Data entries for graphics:
# # # # #
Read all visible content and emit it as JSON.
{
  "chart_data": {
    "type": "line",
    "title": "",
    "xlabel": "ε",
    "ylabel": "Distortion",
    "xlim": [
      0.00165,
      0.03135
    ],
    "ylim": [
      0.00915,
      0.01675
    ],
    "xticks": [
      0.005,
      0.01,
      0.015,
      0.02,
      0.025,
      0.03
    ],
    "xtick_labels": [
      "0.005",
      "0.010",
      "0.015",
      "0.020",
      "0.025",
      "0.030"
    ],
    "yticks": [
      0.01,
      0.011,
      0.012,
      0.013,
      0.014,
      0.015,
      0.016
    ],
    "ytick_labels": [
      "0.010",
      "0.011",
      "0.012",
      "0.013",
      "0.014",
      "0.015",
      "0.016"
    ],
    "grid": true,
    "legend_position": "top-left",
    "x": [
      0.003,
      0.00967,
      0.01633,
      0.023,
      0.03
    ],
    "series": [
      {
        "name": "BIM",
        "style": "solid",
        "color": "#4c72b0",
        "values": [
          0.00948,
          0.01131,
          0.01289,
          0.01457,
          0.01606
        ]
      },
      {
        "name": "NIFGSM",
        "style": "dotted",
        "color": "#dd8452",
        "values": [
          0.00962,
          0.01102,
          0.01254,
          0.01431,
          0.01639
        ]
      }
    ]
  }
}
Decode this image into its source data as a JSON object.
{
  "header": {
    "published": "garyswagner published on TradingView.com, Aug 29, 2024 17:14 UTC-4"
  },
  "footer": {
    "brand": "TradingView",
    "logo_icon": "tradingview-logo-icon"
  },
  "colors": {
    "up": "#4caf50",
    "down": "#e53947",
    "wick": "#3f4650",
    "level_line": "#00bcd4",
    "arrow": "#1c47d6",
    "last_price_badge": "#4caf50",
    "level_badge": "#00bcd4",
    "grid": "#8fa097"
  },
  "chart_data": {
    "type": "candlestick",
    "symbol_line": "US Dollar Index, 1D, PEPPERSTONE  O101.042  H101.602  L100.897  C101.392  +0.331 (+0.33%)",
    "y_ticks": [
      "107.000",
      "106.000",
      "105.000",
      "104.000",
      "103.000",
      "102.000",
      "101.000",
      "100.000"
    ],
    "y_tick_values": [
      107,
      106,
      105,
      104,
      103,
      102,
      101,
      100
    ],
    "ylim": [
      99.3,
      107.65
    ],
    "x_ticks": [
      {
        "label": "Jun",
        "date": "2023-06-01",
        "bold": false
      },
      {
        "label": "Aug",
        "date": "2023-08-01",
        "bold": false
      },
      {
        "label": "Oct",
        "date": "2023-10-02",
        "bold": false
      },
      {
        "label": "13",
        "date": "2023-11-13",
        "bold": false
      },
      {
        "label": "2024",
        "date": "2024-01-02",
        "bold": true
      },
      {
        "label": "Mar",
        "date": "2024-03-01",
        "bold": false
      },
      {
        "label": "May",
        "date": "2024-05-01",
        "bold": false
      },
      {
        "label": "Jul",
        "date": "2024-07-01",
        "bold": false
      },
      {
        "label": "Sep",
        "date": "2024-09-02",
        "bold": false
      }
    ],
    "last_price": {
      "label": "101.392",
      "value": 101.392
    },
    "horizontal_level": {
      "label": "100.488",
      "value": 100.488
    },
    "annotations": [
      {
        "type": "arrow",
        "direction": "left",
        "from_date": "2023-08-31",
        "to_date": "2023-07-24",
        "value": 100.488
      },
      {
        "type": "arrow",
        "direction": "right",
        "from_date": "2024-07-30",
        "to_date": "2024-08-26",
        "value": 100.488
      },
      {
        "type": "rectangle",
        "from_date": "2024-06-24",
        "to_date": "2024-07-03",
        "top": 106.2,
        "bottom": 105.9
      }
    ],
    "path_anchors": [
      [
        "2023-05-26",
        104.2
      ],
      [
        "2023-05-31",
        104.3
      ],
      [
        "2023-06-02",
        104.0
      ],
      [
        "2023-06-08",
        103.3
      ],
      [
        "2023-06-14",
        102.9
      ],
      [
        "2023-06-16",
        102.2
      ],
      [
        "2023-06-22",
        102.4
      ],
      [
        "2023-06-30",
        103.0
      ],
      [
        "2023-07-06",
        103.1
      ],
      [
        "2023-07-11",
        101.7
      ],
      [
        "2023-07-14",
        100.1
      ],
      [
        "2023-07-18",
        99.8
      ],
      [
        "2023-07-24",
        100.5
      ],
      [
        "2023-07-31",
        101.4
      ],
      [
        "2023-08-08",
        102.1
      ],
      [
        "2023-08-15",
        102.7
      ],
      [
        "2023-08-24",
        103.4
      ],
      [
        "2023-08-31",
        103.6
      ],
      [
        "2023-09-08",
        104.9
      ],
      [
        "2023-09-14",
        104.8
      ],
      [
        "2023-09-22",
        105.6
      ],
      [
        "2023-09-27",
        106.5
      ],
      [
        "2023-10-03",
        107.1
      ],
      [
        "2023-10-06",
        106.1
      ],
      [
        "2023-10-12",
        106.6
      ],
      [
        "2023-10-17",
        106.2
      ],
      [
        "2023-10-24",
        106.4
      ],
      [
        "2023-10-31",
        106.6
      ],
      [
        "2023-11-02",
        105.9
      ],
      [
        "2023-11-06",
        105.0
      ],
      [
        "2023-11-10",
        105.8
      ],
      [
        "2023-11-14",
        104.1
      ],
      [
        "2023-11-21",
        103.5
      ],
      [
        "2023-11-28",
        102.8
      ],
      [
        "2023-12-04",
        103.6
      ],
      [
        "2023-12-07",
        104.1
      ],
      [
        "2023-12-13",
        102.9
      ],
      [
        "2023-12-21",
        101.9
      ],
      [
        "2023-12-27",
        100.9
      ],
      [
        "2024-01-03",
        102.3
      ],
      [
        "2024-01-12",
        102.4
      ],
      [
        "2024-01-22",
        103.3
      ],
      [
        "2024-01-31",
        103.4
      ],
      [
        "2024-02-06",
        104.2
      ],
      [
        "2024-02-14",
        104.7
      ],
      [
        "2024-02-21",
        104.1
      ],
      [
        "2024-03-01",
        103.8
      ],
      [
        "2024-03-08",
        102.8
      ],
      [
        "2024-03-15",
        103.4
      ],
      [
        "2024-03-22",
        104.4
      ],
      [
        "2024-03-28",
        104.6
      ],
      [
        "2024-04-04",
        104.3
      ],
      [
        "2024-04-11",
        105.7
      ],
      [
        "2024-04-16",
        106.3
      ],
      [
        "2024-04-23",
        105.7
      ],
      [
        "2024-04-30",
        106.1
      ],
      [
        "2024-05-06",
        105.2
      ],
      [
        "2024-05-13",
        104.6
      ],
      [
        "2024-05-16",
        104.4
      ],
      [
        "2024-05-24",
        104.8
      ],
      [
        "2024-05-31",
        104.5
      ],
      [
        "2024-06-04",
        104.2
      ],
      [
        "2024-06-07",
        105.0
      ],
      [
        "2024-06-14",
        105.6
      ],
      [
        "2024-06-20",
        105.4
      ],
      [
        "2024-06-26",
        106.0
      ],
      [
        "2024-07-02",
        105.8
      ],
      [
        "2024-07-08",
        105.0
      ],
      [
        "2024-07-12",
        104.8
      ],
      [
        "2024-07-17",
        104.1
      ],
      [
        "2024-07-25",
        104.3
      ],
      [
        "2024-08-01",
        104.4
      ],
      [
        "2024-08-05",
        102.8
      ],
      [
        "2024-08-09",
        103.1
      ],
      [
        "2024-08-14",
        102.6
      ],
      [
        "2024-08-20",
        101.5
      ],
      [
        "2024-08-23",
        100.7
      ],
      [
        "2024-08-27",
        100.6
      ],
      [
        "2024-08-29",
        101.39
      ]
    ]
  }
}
# # # # #
### Problem
Extract the complete listing verbatim.

### Written reply
Read all visible content and emit it as JSON.
{
  "chart_data": {
    "type": "line",
    "title": "",
    "xlabel": "ε",
    "ylabel": "Distortion",
    "xlim": [
      0.00165,
      0.03135
    ],
    "ylim": [
      0.00915,
      0.01675
    ],
    "xticks": [
      0.005,
      0.01,
      0.015,
      0.02,
      0.025,
      0.03
    ],
    "xtick_labels": [
      "0.005",
      "0.010",
      "0.015",
      "0.020",
      "0.025",
      "0.030"
    ],
    "yticks": [
      0.01,
      0.011,
      0.012,
      0.013,
      0.014,
      0.015,
      0.016
    ],
    "ytick_labels": [
      "0.010",
      "0.011",
      "0.012",
      "0.013",
      "0.014",
      "0.015",
      "0.016"
    ],
    "grid": true,
    "legend_position": "top-left",
    "x": [
      0.003,
      0.00967,
      0.01633,
      0.023,
      0.03
    ],
    "series": [
      {
        "name": "BIM",
        "style": "solid",
        "color": "#4c72b0",
        "values": [
          0.00948,
          0.01131,
          0.01289,
          0.01457,
          0.01606
        ]
      },
      {
        "name": "NIFGSM",
        "style": "dotted",
        "color": "#dd8452",
        "values": [
          0.00962,
          0.01102,
          0.01254,
          0.01431,
          0.01639
        ]
      }
    ]
  }
}
Decode this image into its source data as a JSON object.
{
  "header": {
    "published": "garyswagner published on TradingView.com, Aug 29, 2024 17:14 UTC-4"
  },
  "footer": {
    "brand": "TradingView",
    "logo_icon": "tradingview-logo-icon"
  },
  "colors": {
    "up": "#4caf50",
    "down": "#e53947",
    "wick": "#3f4650",
    "level_line": "#00bcd4",
    "arrow": "#1c47d6",
    "last_price_badge": "#4caf50",
    "level_badge": "#00bcd4",
    "grid": "#8fa097"
  },
  "chart_data": {
    "type": "candlestick",
    "symbol_line": "US Dollar Index, 1D, PEPPERSTONE  O101.042  H101.602  L100.897  C101.392  +0.331 (+0.33%)",
    "y_ticks": [
      "107.000",
      "106.000",
      "105.000",
      "104.000",
      "103.000",
      "102.000",
      "101.000",
      "100.000"
    ],
    "y_tick_values": [
      107,
      106,
      105,
      104,
      103,
      102,
      101,
      100
    ],
    "ylim": [
      99.3,
      107.65
    ],
    "x_ticks": [
      {
        "label": "Jun",
        "date": "2023-06-01",
        "bold": false
      },
      {
        "label": "Aug",
        "date": "2023-08-01",
        "bold": false
      },
      {
        "label": "Oct",
        "date": "2023-10-02",
        "bold": false
      },
      {
        "label": "13",
        "date": "2023-11-13",
        "bold": false
      },
      {
        "label": "2024",
        "date": "2024-01-02",
        "bold": true
      },
      {
        "label": "Mar",
        "date": "2024-03-01",
        "bold": false
      },
      {
        "label": "May",
        "date": "2024-05-01",
        "bold": false
      },
      {
        "label": "Jul",
        "date": "2024-07-01",
        "bold": false
      },
      {
        "label": "Sep",
        "date": "2024-09-02",
        "bold": false
      }
    ],
    "last_price": {
      "label": "101.392",
      "value": 101.392
    },
    "horizontal_level": {
      "label": "100.488",
      "value": 100.488
    },
    "annotations": [
      {
        "type": "arrow",
        "direction": "left",
        "from_date": "2023-08-31",
        "to_date": "2023-07-24",
        "value": 100.488
      },
      {
        "type": "arrow",
        "direction": "right",
        "from_date": "2024-07-30",
        "to_date": "2024-08-26",
        "value": 100.488
      },
      {
        "type": "rectangle",
        "from_date": "2024-06-24",
        "to_date": "2024-07-03",
        "top": 106.2,
        "bottom": 105.9
      }
    ],
    "path_anchors": [
      [
        "2023-05-26",
        104.2
      ],
      [
        "2023-05-31",
        104.3
      ],
      [
        "2023-06-02",
        104.0
      ],
      [
        "2023-06-08",
        103.3
      ],
      [
        "2023-06-14",
        102.9
      ],
      [
        "2023-06-16",
        102.2
      ],
      [
        "2023-06-22",
        102.4
      ],
      [
        "2023-06-30",
        103.0
      ],
      [
        "2023-07-06",
        103.1
      ],
      [
        "2023-07-11",
        101.7
      ],
      [
        "2023-07-14",
        100.1
      ],
      [
        "2023-07-18",
        99.8
      ],
      [
        "2023-07-24",
        100.5
      ],
      [
        "2023-07-31",
        101.4
      ],
      [
        "2023-08-08",
        102.1
      ],
      [
        "2023-08-15",
        102.7
      ],
      [
        "2023-08-24",
        103.4
      ],
      [
        "2023-08-31",
        103.6
      ],
      [
        "2023-09-08",
        104.9
      ],
      [
        "2023-09-14",
        104.8
      ],
      [
        "2023-09-22",
        105.6
      ],
      [
        "2023-09-27",
        106.5
      ],
      [
        "2023-10-03",
        107.1
      ],
      [
        "2023-10-06",
        106.1
      ],
      [
        "2023-10-12",
        106.6
      ],
      [
        "2023-10-17",
        106.2
      ],
      [
        "2023-10-24",
        106.4
      ],
      [
        "2023-10-31",
        106.6
      ],
      [
        "2023-11-02",
        105.9
      ],
      [
        "2023-11-06",
        105.0
      ],
      [
        "2023-11-10",
        105.8
      ],
      [
        "2023-11-14",
        104.1
      ],
      [
        "2023-11-21",
        103.5
      ],
      [
        "2023-11-28",
        102.8
      ],
      [
        "2023-12-04",
        103.6
      ],
      [
        "2023-12-07",
        104.1
      ],
      [
        "2023-12-13",
        102.9
      ],
      [
        "2023-12-21",
        101.9
      ],
      [
        "2023-12-27",
        100.9
      ],
      [
        "2024-01-03",
        102.3
      ],
      [
        "2024-01-12",
        102.4
      ],
      [
        "2024-01-22",
        103.3
      ],
      [
        "2024-01-31",
        103.4
      ],
      [
        "2024-02-06",
        104.2
      ],
      [
        "2024-02-14",
        104.7
      ],
      [
        "2024-02-21",
        104.1
      ],
      [
        "2024-03-01",
        103.8
      ],
      [
        "2024-03-08",
        102.8
      ],
      [
        "2024-03-15",
        103.4
      ],
      [
        "2024-03-22",
        104.4
      ],
      [
        "2024-03-28",
        104.6
      ],
      [
        "2024-04-04",
        104.3
      ],
      [
        "2024-04-11",
        105.7
      ],
      [
        "2024-04-16",
        106.3
      ],
      [
        "2024-04-23",
        105.7
      ],
      [
        "2024-04-30",
        106.1
      ],
      [
        "2024-05-06",
        105.2
      ],
      [
        "2024-05-13",
        104.6
      ],
      [
        "2024-05-16",
        104.4
      ],
      [
        "2024-05-24",
        104.8
      ],
      [
        "2024-05-31",
        104.5
      ],
      [
        "2024-06-04",
        104.2
      ],
      [
        "2024-06-07",
        105.0
      ],
      [
        "2024-06-14",
        105.6
      ],
      [
        "2024-06-20",
        105.4
      ],
      [
        "2024-06-26",
        106.0
      ],
      [
        "2024-07-02",
        105.8
      ],
      [
        "2024-07-08",
        105.0
      ],
      [
        "2024-07-12",
        104.8
      ],
      [
        "2024-07-17",
        104.1
      ],
      [
        "2024-07-25",
        104.3
      ],
      [
        "2024-08-01",
        104.4
      ],
      [
        "2024-08-05",
        102.8
      ],
      [
        "2024-08-09",
        103.1
      ],
      [
        "2024-08-14",
        102.6
      ],
      [
        "2024-08-20",
        101.5
      ],
      [
        "2024-08-23",
        100.7
      ],
      [
        "2024-08-27",
        100.6
      ],
      [
        "2024-08-29",
        101.39
      ]
    ]
  }
}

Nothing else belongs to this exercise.